- _Requirement_:
Count how many lines of the data below contain the string "Verkosta"; the reply should be that number alone.

- _Listing_:
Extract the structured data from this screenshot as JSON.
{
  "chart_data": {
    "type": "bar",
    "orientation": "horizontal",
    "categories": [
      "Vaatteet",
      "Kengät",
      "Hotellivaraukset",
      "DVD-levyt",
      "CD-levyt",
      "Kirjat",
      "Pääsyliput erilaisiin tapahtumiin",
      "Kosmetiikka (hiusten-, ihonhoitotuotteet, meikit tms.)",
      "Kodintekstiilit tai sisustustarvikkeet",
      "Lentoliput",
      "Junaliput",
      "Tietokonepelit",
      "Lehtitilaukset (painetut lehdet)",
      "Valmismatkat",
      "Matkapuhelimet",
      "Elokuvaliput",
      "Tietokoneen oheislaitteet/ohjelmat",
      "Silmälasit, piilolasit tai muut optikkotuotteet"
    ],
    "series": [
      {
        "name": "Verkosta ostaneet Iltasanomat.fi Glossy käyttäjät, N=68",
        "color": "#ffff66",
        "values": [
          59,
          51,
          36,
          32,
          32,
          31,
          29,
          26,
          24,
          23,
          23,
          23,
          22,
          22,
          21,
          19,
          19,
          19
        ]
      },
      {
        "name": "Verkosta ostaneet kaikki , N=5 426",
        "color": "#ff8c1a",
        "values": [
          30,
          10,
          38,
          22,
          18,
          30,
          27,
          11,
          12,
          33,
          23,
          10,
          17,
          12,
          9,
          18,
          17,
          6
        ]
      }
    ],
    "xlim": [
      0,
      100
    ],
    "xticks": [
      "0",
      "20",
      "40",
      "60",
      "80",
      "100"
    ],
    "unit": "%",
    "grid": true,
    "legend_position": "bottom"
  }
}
* * *
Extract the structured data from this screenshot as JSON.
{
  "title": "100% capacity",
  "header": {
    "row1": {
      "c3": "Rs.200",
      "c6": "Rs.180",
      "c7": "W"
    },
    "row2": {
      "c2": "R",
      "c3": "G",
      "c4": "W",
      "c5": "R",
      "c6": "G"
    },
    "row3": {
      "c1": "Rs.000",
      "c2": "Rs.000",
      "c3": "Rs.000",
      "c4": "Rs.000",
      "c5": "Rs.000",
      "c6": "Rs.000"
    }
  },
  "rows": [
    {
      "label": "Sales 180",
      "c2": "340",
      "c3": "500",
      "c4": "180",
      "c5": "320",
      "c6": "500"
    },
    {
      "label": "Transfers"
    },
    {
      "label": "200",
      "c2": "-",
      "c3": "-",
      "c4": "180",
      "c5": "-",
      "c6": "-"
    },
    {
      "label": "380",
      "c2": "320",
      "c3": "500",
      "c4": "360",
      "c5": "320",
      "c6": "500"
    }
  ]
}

- _Response to this task_:
2